Gather all lines in the records below that include the word "kosztorysie".
** start PROVIDED INFORMATION **
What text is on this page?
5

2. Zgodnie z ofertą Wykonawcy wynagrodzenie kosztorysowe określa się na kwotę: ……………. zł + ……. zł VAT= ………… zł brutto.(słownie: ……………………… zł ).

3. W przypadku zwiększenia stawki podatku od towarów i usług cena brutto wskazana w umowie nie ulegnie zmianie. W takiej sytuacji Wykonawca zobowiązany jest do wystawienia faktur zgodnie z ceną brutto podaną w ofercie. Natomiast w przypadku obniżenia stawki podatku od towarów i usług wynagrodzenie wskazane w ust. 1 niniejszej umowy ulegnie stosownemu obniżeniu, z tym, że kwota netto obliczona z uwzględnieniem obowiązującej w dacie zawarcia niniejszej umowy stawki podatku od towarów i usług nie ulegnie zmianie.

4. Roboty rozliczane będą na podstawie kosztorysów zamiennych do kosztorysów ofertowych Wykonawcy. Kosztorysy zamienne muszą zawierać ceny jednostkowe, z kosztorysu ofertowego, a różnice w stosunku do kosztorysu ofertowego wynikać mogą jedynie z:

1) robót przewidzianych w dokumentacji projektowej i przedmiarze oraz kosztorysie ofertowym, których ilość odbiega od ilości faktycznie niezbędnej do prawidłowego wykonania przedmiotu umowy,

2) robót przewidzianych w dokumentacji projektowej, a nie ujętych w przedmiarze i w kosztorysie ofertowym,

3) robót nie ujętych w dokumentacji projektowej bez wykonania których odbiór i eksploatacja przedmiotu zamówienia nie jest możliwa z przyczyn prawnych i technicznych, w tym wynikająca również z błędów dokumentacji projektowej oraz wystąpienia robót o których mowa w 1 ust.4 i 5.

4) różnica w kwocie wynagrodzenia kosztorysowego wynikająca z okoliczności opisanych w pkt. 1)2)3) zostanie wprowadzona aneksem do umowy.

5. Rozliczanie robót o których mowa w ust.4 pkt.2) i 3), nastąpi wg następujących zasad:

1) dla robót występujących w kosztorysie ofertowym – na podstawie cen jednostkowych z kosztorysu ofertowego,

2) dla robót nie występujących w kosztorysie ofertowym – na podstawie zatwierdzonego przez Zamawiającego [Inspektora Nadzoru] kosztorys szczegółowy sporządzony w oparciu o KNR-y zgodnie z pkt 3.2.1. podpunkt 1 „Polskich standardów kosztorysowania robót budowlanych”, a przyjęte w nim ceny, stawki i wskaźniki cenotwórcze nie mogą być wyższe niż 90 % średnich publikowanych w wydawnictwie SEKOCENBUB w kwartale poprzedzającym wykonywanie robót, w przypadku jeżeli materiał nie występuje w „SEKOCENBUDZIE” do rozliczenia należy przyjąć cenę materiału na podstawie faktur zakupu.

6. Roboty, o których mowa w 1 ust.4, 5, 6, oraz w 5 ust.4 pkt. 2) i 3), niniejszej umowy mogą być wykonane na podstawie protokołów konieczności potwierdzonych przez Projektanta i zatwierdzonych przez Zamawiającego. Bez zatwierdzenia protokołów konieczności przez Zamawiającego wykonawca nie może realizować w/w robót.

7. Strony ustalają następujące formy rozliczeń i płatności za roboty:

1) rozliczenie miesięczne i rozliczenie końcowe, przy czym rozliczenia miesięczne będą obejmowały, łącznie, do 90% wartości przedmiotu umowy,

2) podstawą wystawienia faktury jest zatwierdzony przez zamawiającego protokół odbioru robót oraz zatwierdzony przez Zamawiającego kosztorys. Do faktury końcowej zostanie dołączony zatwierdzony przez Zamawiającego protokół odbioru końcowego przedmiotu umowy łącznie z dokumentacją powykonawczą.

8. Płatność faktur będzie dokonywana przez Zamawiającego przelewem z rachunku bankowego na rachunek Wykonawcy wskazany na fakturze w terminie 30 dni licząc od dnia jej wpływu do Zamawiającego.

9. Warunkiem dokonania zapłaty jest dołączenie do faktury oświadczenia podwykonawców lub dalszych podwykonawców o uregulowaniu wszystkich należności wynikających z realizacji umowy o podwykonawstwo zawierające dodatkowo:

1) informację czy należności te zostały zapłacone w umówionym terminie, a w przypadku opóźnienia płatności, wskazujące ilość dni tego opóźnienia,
** end PROVIDED INFORMATION **
> _RESPONSE_:
1) robót przewidzianych w dokumentacji projektowej i przedmiarze oraz kosztorysie ofertowym, których ilość odbiega od ilości faktycznie niezbędnej do prawidłowego wykonania przedmiotu umowy,
2) robót przewidzianych w dokumentacji projektowej, a nie ujętych w przedmiarze i w kosztorysie ofertowym,
1) dla robót występujących w kosztorysie ofertowym – na podstawie cen jednostkowych z kosztorysu ofertowego,
2) dla robót nie występujących w kosztorysie ofertowym – na podstawie zatwierdzonego przez Zamawiającego [Inspektora Nadzoru] kosztorys szczegółowy sporządzony w oparciu o KNR-y zgodnie z pkt 3.2.1. podpunkt 1 „Polskich standardów kosztorysowania robót budowlanych”, a przyjęte w nim ceny, stawki i wskaźniki cenotwórcze nie mogą być wyższe niż 90 % średnich publikowanych w wydawnictwie SEKOCENBUB w kwartale poprzedzającym wykonywanie robót, w przypadku jeżeli materiał nie występuje w „SEKOCENBUDZIE” do rozliczenia należy przyjąć cenę materiału na podstawie faktur zakupu.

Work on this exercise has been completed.